▸ WHAT TO PRODUCE
Look through the listing below and give the number of lines that hold "figuras". Say nothing more.

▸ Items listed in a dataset
Begin

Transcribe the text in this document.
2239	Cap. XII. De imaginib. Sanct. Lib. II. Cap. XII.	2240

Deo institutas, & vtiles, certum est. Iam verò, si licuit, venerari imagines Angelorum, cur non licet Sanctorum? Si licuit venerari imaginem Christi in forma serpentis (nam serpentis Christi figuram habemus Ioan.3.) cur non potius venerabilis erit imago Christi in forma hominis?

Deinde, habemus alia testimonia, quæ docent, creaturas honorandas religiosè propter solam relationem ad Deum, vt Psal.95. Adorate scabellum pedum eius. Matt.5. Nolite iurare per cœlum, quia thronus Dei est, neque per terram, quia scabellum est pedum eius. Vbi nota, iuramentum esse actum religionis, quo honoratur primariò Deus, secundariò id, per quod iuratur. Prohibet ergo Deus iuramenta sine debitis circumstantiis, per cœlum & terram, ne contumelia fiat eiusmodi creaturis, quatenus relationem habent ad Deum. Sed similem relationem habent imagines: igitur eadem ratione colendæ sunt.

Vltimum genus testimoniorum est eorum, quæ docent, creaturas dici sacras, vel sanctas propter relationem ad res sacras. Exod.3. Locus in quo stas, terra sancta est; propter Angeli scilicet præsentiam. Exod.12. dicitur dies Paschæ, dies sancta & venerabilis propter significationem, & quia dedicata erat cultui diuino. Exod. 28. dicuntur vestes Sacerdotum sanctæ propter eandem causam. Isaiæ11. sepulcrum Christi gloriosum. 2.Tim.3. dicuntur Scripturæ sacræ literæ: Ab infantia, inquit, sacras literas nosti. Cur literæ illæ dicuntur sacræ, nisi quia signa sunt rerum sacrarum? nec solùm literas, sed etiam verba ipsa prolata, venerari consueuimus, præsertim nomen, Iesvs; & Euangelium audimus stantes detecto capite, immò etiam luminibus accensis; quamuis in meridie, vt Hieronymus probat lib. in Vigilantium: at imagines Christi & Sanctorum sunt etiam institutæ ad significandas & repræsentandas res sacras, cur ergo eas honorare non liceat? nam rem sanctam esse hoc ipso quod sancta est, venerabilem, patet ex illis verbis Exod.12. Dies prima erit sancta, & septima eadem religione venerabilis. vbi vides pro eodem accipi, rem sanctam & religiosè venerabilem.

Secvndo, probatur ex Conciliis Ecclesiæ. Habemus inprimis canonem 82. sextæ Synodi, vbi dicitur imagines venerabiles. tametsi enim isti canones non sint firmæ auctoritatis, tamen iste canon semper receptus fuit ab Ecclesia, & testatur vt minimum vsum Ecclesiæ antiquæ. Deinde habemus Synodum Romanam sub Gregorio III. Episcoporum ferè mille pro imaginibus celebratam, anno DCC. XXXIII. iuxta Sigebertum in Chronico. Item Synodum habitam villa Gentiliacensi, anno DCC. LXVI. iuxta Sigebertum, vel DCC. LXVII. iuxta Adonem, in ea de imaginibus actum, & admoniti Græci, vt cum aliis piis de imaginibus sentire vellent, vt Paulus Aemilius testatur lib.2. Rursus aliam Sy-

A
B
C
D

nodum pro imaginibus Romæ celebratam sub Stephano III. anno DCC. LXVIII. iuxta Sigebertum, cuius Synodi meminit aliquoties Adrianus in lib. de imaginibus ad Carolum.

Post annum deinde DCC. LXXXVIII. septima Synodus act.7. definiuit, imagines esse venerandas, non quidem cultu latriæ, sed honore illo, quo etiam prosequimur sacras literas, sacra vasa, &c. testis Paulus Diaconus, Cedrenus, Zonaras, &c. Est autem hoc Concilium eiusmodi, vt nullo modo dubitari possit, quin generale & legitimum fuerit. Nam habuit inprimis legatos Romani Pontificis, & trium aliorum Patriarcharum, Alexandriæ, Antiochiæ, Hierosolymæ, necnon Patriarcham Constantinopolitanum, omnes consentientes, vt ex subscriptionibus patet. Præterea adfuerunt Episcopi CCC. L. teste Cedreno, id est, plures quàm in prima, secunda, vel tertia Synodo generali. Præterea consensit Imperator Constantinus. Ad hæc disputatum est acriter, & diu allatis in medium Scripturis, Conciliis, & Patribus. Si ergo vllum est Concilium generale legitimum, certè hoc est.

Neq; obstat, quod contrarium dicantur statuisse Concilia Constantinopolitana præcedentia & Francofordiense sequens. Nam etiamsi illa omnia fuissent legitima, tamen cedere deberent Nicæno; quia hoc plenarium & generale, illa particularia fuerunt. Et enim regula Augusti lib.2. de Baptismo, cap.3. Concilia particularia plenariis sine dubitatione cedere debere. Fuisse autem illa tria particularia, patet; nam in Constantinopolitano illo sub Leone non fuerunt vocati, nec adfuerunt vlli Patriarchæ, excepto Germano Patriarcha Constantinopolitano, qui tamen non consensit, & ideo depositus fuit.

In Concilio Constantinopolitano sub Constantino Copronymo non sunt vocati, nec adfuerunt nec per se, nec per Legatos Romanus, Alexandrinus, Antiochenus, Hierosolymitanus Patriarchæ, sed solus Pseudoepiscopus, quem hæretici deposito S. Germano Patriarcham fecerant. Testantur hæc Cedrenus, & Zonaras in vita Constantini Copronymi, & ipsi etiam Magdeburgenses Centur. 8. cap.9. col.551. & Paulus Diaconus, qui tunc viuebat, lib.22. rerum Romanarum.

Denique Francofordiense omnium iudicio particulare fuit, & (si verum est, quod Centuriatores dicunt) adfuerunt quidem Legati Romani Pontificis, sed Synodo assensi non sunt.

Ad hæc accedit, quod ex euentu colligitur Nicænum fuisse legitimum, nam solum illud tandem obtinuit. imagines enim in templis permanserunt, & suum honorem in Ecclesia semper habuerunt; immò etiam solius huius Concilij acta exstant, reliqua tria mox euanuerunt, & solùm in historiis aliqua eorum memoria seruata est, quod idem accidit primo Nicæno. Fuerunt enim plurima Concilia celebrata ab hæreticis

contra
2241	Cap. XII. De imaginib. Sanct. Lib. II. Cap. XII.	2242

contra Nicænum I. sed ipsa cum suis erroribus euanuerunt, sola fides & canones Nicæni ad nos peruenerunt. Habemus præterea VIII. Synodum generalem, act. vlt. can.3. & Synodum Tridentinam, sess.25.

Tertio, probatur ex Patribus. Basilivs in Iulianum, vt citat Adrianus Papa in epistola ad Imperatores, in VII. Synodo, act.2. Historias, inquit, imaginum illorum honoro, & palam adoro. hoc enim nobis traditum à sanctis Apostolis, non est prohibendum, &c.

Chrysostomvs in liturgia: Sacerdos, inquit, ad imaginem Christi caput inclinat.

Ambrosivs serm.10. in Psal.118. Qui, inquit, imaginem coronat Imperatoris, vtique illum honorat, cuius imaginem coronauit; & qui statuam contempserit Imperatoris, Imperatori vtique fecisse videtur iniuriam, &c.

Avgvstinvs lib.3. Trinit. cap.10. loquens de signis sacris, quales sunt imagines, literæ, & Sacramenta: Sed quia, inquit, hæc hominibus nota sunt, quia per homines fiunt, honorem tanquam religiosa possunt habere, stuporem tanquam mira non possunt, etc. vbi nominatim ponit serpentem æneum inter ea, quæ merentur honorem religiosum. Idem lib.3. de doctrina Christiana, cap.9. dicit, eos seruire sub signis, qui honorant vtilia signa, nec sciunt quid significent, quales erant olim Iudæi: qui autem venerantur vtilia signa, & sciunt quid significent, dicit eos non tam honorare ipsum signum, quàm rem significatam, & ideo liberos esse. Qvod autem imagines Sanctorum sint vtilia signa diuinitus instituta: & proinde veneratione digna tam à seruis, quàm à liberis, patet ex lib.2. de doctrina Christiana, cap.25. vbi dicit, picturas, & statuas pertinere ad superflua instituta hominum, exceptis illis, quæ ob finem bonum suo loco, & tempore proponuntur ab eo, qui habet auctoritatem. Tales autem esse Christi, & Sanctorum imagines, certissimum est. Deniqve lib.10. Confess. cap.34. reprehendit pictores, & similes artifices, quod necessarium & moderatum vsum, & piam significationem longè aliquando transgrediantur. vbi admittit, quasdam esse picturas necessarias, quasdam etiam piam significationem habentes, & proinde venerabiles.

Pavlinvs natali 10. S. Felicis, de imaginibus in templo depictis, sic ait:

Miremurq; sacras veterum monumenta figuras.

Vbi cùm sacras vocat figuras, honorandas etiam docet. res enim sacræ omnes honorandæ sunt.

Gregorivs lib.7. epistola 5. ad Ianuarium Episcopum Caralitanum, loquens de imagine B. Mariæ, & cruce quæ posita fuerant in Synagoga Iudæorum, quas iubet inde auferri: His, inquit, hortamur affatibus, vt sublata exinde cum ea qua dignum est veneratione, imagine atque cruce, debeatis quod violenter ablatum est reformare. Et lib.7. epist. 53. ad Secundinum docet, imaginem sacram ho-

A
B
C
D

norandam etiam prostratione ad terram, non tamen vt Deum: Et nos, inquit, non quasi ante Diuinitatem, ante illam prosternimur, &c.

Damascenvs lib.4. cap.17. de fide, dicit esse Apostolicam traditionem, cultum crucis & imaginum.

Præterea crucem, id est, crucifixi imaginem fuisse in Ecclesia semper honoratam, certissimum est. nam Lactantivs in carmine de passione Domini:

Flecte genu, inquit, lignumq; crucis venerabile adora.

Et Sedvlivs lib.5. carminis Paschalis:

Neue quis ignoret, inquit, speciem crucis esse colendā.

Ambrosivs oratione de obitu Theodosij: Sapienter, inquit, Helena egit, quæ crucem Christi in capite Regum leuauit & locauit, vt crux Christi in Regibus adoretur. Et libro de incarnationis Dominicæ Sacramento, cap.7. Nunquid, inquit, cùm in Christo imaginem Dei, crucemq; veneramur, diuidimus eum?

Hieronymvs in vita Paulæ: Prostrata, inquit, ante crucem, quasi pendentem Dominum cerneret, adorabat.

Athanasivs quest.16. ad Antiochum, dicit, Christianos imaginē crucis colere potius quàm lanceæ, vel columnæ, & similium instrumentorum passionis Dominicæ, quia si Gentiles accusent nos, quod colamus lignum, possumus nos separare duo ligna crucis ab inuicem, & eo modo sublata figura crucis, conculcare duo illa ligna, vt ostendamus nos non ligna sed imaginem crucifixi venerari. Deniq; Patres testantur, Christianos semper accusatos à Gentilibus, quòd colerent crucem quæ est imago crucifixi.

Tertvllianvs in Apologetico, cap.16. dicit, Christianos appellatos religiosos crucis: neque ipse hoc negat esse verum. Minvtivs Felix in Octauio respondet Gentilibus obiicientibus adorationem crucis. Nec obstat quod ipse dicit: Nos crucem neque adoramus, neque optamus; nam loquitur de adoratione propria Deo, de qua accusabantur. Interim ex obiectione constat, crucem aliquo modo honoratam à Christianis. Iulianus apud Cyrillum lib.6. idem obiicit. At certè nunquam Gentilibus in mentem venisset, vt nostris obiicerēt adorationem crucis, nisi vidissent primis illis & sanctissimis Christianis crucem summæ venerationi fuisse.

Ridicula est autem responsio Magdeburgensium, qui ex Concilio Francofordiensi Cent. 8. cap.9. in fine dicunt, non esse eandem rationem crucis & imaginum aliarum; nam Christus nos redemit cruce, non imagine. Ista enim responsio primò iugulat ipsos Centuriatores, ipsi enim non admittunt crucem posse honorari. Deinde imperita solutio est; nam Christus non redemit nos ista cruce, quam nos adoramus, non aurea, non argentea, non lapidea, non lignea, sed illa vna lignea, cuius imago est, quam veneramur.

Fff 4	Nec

End

▸ ANSWER IN FULL
2